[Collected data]
........

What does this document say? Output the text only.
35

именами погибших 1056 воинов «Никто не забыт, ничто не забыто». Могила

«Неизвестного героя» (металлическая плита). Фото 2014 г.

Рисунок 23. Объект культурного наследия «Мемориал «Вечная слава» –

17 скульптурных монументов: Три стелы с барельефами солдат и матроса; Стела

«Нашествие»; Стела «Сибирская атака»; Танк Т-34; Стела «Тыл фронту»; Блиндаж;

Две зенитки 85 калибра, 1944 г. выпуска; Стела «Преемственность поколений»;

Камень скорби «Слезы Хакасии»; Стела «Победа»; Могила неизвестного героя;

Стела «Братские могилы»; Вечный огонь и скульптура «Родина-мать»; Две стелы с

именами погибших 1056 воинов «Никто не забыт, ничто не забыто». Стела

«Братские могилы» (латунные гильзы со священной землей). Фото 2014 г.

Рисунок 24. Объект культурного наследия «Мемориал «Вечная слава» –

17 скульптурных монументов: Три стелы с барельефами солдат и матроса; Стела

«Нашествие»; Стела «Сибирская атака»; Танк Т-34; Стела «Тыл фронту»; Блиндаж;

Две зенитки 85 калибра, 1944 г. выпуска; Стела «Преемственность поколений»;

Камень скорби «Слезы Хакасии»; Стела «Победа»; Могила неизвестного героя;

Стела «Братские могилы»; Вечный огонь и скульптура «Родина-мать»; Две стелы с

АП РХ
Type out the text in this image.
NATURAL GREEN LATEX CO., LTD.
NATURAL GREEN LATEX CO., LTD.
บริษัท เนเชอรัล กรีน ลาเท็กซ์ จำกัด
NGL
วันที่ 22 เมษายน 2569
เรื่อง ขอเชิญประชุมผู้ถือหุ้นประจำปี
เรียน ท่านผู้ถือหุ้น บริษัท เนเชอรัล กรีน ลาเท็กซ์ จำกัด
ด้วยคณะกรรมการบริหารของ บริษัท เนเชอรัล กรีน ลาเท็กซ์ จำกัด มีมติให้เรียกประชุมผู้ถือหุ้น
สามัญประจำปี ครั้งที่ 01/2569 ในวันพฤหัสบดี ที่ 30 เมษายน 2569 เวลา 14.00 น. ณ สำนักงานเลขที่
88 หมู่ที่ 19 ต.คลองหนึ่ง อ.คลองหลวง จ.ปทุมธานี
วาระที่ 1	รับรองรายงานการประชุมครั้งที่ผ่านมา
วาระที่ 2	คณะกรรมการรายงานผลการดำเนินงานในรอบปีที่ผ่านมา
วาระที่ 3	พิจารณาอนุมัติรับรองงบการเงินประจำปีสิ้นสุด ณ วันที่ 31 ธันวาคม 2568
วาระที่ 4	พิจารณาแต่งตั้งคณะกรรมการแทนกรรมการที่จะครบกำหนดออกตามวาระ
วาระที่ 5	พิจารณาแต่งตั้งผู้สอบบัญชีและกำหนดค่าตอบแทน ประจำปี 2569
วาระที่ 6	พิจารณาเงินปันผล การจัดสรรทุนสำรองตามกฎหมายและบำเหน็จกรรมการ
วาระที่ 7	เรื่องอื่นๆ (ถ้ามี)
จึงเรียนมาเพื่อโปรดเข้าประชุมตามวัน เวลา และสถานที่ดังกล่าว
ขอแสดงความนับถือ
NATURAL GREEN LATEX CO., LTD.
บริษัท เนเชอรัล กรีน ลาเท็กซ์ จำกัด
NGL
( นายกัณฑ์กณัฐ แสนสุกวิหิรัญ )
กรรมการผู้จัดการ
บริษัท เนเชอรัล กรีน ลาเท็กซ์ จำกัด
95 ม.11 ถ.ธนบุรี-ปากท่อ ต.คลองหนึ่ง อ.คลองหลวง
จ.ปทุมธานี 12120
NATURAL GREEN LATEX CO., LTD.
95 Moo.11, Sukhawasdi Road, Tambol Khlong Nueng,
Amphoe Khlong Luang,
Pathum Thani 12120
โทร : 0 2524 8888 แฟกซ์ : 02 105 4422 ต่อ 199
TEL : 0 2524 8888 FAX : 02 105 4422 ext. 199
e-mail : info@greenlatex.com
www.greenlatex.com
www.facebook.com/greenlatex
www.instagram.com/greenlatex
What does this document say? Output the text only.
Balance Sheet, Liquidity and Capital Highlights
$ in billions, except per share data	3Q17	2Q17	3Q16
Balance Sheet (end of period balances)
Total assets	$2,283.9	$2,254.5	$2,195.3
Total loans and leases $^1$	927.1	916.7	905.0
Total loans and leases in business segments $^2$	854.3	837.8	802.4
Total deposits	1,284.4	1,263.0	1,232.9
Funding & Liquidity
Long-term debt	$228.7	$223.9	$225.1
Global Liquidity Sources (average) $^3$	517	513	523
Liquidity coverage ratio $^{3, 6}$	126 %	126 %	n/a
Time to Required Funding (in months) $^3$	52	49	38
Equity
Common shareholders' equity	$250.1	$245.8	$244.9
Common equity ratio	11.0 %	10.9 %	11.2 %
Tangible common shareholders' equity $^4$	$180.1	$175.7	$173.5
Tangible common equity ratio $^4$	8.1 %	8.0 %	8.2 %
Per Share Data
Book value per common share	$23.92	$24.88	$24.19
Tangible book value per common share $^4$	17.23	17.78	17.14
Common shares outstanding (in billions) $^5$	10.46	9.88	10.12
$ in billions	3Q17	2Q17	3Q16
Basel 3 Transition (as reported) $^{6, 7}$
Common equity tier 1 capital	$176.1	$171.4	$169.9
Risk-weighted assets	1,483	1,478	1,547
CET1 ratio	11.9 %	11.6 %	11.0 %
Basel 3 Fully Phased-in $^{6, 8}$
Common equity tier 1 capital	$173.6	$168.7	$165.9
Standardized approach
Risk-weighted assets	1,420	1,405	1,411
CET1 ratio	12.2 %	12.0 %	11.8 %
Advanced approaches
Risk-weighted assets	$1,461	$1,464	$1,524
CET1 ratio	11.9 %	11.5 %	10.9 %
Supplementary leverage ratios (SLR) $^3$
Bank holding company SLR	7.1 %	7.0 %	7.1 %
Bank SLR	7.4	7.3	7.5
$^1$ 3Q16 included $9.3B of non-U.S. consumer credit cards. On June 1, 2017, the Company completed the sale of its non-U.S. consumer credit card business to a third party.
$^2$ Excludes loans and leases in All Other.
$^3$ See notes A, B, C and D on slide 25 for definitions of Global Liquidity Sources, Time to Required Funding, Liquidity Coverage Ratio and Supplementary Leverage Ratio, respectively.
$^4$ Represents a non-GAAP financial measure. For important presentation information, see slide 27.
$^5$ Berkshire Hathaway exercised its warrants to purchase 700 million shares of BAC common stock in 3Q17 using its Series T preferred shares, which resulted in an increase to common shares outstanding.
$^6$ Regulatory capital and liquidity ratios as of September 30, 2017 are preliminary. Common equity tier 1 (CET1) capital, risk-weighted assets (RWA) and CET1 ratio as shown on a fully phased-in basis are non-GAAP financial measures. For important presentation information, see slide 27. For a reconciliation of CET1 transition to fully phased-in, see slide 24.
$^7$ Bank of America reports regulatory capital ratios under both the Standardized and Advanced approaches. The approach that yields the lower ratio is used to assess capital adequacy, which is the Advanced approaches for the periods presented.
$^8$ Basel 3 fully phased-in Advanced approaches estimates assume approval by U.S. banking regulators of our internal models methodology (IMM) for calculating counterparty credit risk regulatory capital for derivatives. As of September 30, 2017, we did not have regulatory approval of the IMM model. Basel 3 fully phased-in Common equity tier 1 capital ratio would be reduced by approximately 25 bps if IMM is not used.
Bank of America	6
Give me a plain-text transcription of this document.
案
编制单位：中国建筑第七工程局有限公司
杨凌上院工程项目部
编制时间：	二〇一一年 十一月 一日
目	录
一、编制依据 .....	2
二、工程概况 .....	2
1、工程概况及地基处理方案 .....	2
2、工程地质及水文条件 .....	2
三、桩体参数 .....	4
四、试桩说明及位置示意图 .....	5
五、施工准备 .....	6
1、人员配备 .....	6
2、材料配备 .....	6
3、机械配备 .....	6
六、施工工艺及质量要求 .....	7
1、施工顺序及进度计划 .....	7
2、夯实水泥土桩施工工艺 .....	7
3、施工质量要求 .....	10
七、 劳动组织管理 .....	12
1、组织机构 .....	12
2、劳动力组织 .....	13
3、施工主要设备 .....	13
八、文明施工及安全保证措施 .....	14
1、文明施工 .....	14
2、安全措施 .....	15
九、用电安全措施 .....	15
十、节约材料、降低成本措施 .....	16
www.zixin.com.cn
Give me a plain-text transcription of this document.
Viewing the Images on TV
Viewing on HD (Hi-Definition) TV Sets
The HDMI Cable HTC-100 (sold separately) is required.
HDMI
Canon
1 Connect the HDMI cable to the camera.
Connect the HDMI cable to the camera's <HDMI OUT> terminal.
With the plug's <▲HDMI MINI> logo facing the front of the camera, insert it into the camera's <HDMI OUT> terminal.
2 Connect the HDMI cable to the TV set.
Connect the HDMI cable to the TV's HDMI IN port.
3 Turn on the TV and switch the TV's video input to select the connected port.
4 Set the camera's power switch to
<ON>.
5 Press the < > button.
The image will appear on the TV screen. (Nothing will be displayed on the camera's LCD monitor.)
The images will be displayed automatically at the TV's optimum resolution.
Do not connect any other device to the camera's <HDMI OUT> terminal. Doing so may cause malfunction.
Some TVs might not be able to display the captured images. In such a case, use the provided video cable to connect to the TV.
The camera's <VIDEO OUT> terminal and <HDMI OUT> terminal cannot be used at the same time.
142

........

# Given task
Copy out every line from the records that has the word "Объект".

# Result
Рисунок 23. Объект культурного наследия «Мемориал «Вечная слава» –
Рисунок 24. Объект культурного наследия «Мемориал «Вечная слава» –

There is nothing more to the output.